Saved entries

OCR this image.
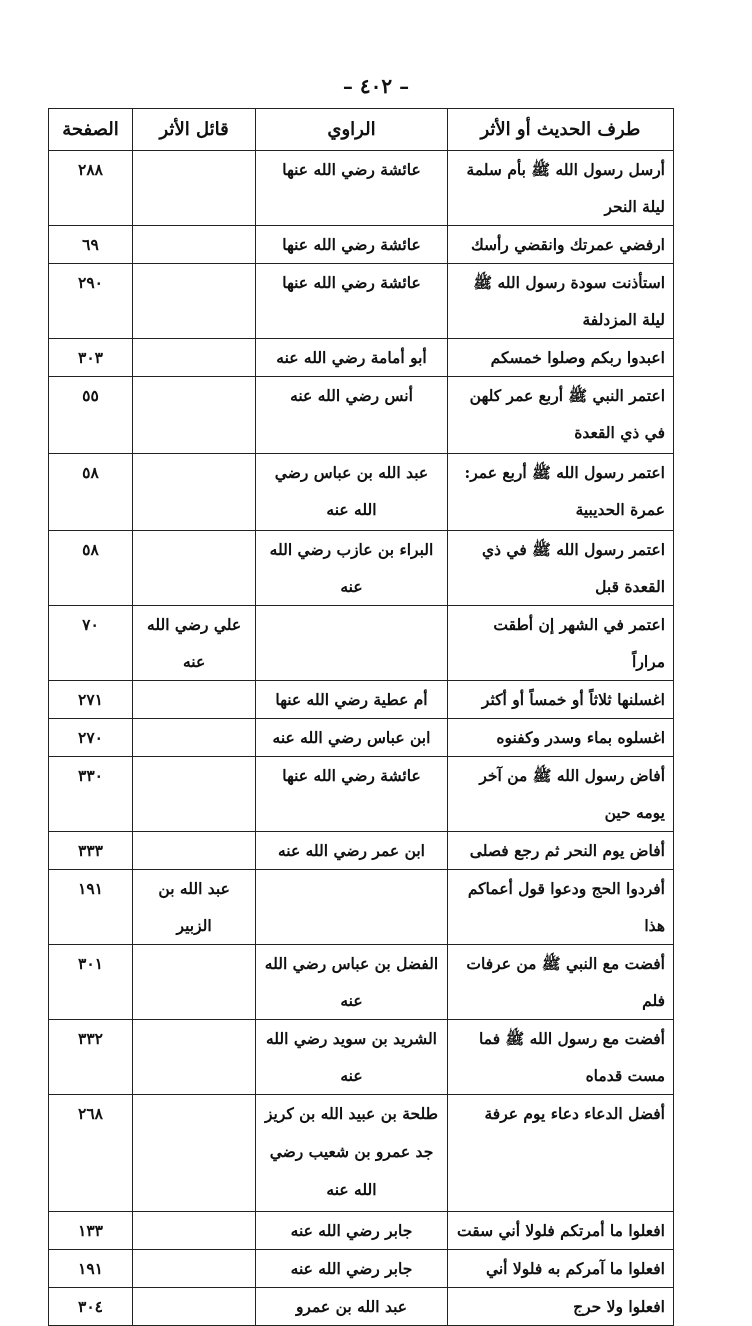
– ٤٠٢ –
طرف الحديث أو الأثر	الراوي	قائل الأثر	الصفحة
أرسل رسول الله ﷺ بأم سلمة ليلة النحر	عائشة رضي الله عنها		٢٨٨
ارفضي عمرتك وانقضي رأسك	عائشة رضي الله عنها		٦٩
استأذنت سودة رسول الله ﷺ ليلة المزدلفة	عائشة رضي الله عنها		٢٩٠
اعبدوا ربكم وصلوا خمسكم	أبو أمامة رضي الله عنه		٣٠٣
اعتمر النبي ﷺ أربع عمر كلهن في ذي القعدة	أنس رضي الله عنه		٥٥
اعتمر رسول الله ﷺ أربع عمر: عمرة الحديبية	عبد الله بن عباس رضي الله عنه		٥٨
اعتمر رسول الله ﷺ في ذي القعدة قبل	البراء بن عازب رضي الله عنه		٥٨
اعتمر في الشهر إن أطقت مراراً		علي رضي الله عنه	٧٠
اغسلنها ثلاثاً أو خمساً أو أكثر	أم عطية رضي الله عنها		٢٧١
اغسلوه بماء وسدر وكفنوه	ابن عباس رضي الله عنه		٢٧٠
أفاض رسول الله ﷺ من آخر يومه حين	عائشة رضي الله عنها		٣٣٠
أفاض يوم النحر ثم رجع فصلى	ابن عمر رضي الله عنه		٣٣٣
أفردوا الحج ودعوا قول أعماكم هذا		عبد الله بن الزبير	١٩١
أفضت مع النبي ﷺ من عرفات فلم	الفضل بن عباس رضي الله عنه		٣٠١
أفضت مع رسول الله ﷺ فما مست قدماه	الشريد بن سويد رضي الله عنه		٣٣٢
أفضل الدعاء دعاء يوم عرفة	طلحة بن عبيد الله بن كريز جد عمرو بن شعيب رضي الله عنه		٢٦٨
افعلوا ما أمرتكم فلولا أني سقت	جابر رضي الله عنه		١٣٣
افعلوا ما آمركم به فلولا أني	جابر رضي الله عنه		١٩١
افعلوا ولا حرج	عبد الله بن عمرو		٣٠٤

Aim - In how many lines does the word "أفضت" appear? Respond with the number alone.

Task response - 2